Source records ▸
======

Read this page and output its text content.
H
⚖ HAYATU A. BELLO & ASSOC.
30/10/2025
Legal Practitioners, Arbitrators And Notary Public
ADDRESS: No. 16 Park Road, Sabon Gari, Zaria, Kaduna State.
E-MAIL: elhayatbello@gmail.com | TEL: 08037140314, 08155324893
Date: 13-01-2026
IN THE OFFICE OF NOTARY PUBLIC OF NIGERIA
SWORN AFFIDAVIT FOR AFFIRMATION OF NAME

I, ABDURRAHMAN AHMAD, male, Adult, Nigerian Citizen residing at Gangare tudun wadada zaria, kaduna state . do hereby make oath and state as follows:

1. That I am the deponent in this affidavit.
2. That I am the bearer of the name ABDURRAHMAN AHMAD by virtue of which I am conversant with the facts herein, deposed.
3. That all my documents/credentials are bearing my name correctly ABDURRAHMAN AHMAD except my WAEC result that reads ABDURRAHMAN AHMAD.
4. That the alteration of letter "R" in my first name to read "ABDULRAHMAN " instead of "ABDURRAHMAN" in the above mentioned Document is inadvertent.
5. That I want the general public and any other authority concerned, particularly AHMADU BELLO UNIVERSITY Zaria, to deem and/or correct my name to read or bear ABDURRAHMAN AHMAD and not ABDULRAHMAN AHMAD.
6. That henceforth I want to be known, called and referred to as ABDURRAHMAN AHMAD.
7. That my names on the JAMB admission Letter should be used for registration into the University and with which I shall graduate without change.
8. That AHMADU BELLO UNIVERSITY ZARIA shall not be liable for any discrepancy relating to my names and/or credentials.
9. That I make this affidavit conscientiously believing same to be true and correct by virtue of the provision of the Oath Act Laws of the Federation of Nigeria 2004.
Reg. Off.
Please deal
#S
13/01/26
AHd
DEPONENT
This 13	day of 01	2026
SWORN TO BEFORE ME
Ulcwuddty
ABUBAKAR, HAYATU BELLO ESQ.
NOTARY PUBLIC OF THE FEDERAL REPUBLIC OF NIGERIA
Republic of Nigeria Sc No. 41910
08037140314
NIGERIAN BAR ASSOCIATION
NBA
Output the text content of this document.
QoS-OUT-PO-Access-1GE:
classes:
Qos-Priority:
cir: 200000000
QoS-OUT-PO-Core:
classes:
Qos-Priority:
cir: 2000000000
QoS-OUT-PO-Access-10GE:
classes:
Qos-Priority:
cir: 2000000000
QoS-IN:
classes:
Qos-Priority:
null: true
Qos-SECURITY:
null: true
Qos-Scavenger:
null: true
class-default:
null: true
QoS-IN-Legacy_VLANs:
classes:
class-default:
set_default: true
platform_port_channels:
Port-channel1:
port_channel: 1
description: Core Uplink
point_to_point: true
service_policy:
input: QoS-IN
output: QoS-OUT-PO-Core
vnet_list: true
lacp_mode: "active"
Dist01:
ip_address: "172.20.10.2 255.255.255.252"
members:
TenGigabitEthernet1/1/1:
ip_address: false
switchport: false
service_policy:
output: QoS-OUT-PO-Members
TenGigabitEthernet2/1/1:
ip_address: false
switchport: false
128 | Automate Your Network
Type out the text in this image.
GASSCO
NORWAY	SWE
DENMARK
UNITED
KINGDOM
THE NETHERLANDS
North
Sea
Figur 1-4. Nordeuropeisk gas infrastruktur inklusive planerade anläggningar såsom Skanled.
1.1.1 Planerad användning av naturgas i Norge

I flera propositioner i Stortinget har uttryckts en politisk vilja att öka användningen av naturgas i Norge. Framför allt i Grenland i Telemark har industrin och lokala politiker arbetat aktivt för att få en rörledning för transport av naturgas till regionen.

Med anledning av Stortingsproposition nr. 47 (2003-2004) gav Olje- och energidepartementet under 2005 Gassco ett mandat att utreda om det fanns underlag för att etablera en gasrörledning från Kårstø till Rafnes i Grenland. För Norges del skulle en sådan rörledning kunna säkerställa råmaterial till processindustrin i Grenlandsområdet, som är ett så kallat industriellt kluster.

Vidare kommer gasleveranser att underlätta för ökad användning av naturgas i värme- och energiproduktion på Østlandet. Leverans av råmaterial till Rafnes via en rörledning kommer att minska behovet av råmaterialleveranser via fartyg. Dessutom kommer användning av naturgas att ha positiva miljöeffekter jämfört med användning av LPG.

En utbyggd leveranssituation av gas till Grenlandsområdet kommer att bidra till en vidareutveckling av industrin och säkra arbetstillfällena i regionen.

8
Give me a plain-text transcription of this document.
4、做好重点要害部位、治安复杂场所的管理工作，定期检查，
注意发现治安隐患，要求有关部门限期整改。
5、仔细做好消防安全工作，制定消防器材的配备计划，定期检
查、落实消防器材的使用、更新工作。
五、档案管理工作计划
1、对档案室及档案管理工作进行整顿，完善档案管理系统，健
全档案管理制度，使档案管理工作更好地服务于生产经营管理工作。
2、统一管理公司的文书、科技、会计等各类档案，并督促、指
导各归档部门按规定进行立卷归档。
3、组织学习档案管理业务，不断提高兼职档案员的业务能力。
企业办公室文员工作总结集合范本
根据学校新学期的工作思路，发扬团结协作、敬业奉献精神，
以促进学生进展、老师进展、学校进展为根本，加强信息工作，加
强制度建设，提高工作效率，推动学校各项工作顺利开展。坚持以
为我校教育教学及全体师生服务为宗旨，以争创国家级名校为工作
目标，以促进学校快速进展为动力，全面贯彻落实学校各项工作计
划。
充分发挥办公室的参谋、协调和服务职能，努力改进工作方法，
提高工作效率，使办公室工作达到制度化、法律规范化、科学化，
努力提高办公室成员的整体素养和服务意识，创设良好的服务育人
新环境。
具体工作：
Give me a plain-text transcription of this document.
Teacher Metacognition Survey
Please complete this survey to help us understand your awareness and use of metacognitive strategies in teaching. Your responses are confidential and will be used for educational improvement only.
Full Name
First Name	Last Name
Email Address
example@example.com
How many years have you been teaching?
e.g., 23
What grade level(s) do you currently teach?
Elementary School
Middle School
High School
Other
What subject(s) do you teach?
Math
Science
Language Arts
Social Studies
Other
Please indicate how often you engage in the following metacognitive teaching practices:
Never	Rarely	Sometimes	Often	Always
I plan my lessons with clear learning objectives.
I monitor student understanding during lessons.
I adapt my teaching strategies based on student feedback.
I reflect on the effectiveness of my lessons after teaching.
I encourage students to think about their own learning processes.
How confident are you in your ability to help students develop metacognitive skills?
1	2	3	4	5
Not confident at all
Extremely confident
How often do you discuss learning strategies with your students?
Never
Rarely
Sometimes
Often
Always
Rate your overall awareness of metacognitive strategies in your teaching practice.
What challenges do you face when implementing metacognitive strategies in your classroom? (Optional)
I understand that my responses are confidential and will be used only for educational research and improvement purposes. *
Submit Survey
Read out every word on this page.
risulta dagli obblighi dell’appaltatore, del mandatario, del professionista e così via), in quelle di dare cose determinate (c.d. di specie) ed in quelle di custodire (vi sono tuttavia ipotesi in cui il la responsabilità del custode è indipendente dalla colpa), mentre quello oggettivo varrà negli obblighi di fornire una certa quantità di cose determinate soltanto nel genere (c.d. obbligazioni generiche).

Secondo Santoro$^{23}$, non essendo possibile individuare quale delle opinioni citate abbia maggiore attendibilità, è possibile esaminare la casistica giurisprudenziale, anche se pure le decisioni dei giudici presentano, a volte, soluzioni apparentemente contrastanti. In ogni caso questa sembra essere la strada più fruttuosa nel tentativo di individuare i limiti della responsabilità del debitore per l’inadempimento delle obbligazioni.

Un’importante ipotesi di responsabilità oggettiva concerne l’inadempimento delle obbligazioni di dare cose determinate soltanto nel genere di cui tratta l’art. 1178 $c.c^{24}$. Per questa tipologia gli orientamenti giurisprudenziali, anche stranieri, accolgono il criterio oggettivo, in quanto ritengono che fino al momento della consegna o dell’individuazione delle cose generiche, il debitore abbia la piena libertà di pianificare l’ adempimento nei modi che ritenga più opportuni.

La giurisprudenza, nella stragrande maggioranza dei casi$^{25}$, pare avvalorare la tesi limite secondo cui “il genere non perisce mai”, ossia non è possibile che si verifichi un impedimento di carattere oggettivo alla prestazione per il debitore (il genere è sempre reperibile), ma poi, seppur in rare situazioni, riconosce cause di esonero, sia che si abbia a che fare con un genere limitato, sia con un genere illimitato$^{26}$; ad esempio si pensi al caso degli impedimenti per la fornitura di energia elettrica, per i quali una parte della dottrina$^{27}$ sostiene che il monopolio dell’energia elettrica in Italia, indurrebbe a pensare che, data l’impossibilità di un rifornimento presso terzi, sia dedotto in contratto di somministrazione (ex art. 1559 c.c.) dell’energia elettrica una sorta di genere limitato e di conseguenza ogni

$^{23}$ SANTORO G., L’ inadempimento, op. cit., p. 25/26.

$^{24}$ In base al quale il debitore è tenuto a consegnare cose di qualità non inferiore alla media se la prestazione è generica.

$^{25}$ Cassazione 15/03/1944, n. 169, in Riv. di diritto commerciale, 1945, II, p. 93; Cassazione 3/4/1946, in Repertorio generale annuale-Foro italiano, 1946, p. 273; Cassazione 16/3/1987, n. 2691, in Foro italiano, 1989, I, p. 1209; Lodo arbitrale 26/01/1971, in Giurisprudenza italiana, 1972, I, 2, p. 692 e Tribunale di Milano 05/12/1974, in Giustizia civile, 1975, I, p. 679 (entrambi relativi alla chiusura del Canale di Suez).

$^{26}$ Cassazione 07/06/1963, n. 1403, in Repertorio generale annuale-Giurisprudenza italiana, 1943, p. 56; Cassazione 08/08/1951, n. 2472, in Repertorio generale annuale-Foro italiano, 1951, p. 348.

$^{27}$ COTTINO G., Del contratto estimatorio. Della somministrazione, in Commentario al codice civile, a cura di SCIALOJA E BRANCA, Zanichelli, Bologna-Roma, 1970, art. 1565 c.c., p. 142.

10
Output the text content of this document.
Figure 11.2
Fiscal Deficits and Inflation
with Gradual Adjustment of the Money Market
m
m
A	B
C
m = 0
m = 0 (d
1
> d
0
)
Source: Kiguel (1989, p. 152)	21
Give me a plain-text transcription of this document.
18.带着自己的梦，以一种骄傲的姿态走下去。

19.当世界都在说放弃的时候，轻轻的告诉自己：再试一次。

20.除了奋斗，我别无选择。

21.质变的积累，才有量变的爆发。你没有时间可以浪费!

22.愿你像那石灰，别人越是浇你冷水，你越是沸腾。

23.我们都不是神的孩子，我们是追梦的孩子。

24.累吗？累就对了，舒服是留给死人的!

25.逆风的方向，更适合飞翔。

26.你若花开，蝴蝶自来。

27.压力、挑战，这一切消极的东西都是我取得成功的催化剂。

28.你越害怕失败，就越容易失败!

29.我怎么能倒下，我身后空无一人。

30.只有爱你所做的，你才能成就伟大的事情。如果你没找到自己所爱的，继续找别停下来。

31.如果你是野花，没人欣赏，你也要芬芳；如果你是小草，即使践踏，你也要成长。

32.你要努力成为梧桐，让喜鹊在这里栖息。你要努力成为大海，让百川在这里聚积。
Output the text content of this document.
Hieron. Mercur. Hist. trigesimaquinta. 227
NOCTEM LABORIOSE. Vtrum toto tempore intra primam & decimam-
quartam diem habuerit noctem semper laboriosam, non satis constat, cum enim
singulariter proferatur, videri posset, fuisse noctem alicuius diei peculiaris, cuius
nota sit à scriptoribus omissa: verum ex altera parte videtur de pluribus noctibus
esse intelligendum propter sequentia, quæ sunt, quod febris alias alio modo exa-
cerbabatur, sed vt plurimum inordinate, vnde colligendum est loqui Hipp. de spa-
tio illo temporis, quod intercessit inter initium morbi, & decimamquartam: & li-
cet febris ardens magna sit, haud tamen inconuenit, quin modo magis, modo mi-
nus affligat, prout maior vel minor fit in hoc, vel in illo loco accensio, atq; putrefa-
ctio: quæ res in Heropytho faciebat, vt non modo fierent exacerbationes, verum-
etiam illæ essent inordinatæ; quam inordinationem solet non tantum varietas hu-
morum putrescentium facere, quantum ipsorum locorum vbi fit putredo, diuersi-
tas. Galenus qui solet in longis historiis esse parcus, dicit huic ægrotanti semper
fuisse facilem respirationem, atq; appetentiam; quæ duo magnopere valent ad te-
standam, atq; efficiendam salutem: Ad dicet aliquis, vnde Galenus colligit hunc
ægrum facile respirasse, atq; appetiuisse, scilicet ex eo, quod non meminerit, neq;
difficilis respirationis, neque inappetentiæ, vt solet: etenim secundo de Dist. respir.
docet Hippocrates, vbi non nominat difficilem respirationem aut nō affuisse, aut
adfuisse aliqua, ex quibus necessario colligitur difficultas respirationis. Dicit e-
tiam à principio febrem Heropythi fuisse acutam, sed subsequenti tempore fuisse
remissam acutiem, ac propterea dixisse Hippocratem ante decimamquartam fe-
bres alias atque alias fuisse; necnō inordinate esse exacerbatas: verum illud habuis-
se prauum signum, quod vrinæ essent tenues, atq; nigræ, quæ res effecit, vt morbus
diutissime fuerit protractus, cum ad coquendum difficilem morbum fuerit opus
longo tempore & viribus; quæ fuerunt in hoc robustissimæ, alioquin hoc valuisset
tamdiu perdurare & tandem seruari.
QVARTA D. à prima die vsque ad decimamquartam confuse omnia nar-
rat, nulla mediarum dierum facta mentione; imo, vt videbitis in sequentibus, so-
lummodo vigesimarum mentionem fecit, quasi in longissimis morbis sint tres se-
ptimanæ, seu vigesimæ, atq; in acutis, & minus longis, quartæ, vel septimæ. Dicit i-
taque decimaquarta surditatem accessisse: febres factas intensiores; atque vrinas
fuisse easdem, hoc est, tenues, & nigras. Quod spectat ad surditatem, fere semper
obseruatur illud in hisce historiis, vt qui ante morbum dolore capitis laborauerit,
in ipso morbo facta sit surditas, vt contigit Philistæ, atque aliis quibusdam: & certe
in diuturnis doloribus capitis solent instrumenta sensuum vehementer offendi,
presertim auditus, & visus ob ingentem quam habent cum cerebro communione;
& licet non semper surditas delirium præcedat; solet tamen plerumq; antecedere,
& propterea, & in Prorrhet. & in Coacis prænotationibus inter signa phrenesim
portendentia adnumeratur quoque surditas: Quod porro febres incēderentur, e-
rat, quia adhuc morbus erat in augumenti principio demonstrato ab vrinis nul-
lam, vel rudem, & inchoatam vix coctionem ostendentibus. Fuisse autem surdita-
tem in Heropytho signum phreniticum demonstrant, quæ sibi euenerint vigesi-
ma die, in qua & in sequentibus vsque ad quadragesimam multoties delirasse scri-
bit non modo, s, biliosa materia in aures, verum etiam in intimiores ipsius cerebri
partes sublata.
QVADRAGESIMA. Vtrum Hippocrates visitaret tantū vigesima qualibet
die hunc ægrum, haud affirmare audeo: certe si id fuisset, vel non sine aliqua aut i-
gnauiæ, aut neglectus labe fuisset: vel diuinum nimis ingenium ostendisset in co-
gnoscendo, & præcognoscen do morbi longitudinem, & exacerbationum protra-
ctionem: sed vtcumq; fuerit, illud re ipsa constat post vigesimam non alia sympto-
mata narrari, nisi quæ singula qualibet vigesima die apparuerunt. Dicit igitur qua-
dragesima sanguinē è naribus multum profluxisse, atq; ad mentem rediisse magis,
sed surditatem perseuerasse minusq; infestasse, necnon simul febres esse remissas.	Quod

======

Problem requirements ▸
Give the count of lines holding the word "strategies", with no other words.

Answer to the problem ▸
5